■ Exercise goal
Out of the lines in this data, how many include "JSON"? Give the number and nothing else.

■ Stored records
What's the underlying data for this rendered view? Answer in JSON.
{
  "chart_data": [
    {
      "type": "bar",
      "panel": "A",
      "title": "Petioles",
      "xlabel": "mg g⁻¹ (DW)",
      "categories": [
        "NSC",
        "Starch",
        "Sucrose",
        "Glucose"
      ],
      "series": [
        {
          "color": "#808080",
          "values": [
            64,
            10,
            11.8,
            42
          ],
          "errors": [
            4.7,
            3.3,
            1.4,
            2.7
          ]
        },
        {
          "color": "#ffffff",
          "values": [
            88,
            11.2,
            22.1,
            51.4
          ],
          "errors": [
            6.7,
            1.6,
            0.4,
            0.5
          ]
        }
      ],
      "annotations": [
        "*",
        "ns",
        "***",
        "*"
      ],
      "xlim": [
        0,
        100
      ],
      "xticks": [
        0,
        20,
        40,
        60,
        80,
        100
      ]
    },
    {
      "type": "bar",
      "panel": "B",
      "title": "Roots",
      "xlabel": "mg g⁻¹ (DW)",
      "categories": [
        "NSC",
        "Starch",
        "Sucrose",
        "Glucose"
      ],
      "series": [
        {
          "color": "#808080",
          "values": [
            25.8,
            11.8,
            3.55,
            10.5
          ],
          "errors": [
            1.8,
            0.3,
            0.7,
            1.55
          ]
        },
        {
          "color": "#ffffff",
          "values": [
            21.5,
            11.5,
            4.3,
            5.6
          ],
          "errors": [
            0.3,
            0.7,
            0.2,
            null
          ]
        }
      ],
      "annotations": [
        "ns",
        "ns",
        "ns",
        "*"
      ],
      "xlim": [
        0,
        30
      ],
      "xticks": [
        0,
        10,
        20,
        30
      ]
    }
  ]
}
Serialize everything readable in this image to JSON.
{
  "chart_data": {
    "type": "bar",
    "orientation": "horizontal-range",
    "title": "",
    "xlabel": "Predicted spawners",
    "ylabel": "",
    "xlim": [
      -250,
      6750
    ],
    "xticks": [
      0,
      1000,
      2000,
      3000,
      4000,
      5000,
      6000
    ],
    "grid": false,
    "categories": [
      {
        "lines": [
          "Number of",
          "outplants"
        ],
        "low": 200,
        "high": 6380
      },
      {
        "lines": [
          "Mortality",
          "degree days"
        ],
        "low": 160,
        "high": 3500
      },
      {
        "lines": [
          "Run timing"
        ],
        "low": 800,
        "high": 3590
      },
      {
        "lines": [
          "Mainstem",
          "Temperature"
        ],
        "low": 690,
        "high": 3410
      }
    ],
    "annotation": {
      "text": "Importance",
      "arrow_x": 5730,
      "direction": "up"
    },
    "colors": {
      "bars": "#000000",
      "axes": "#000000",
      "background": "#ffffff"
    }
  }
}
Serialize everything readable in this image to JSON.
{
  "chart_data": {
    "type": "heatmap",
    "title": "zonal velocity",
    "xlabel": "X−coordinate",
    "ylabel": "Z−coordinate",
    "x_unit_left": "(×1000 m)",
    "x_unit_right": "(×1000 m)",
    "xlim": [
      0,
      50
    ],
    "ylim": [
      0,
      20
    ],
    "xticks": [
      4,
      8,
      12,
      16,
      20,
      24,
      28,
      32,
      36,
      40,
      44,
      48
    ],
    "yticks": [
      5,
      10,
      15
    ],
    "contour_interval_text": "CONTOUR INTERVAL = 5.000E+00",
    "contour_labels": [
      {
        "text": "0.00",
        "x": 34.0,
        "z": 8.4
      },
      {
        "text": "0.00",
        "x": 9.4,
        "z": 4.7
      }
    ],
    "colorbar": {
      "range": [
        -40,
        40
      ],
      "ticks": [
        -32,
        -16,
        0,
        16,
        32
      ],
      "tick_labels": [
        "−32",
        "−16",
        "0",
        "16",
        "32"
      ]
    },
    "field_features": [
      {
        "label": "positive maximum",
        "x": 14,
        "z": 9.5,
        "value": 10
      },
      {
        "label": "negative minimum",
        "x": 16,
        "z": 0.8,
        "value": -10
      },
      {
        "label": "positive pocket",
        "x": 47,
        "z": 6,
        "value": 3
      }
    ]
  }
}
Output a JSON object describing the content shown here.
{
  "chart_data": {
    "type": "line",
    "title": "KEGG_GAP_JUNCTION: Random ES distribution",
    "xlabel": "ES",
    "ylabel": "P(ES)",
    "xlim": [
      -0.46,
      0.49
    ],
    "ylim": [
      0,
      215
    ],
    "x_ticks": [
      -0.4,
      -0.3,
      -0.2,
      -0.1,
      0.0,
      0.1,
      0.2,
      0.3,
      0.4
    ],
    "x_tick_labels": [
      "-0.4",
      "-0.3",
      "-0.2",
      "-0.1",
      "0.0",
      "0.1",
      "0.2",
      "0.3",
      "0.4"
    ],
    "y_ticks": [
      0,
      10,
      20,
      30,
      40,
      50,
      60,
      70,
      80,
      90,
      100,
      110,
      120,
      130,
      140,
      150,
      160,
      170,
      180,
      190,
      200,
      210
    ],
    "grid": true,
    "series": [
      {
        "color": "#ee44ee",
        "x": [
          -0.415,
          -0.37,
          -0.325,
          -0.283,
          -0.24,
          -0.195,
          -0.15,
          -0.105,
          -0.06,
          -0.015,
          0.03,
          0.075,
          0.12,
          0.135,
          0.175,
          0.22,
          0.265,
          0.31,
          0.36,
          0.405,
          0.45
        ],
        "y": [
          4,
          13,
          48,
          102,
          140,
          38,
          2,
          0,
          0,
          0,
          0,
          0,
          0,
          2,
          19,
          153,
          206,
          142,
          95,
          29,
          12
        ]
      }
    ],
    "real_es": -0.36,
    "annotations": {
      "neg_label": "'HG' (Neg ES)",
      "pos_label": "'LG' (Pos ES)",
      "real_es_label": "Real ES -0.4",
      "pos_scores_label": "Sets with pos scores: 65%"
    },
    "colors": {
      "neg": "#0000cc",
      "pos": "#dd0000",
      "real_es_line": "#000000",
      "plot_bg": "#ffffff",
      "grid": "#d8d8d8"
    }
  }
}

■ Solution
4